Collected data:
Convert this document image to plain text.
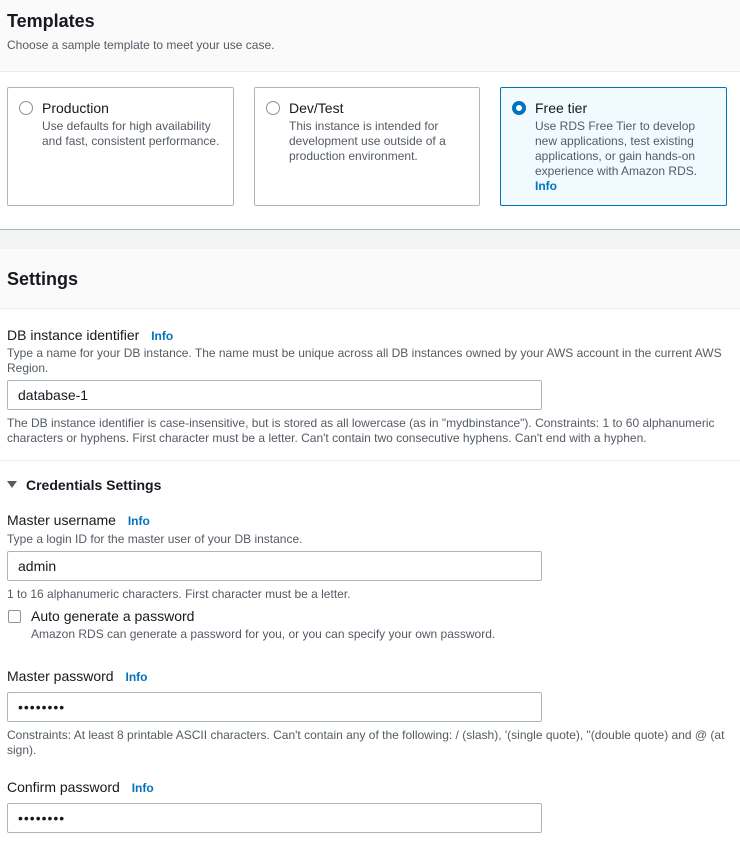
Templates
Choose a sample template to meet your use case.
Production
Use defaults for high availability and fast, consistent performance.
Dev/Test
This instance is intended for development use outside of a production environment.
Free tier
Use RDS Free Tier to develop new applications, test existing applications, or gain hands-on experience with Amazon RDS.
Info
Settings
DB instance identifier Info
Type a name for your DB instance. The name must be unique across all DB instances owned by your AWS account in the current AWS Region.
database-1
The DB instance identifier is case-insensitive, but is stored as all lowercase (as in "mydbinstance"). Constraints: 1 to 60 alphanumeric characters or hyphens. First character must be a letter. Can't contain two consecutive hyphens. Can't end with a hyphen.
Credentials Settings
Master username Info
Type a login ID for the master user of your DB instance.
admin
1 to 16 alphanumeric characters. First character must be a letter.
Auto generate a password
Amazon RDS can generate a password for you, or you can specify your own password.
Master password Info
••••••••
Constraints: At least 8 printable ASCII characters. Can't contain any of the following: / (slash), '(single quote), "(double quote) and @ (at sign).
Confirm password Info
••••••••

● What you are asked to do
Every line should be retyped exactly, with the pictures omitted.

● Written response
Convert this document image to plain text.
Templates
Choose a sample template to meet your use case.
Production
Use defaults for high availability and fast, consistent performance.
Dev/Test
This instance is intended for development use outside of a production environment.
Free tier
Use RDS Free Tier to develop new applications, test existing applications, or gain hands-on experience with Amazon RDS.
Info
Settings
DB instance identifier Info
Type a name for your DB instance. The name must be unique across all DB instances owned by your AWS account in the current AWS Region.
database-1
The DB instance identifier is case-insensitive, but is stored as all lowercase (as in "mydbinstance"). Constraints: 1 to 60 alphanumeric characters or hyphens. First character must be a letter. Can't contain two consecutive hyphens. Can't end with a hyphen.
Credentials Settings
Master username Info
Type a login ID for the master user of your DB instance.
admin
1 to 16 alphanumeric characters. First character must be a letter.
Auto generate a password
Amazon RDS can generate a password for you, or you can specify your own password.
Master password Info
••••••••
Constraints: At least 8 printable ASCII characters. Can't contain any of the following: / (slash), '(single quote), "(double quote) and @ (at sign).
Confirm password Info
••••••••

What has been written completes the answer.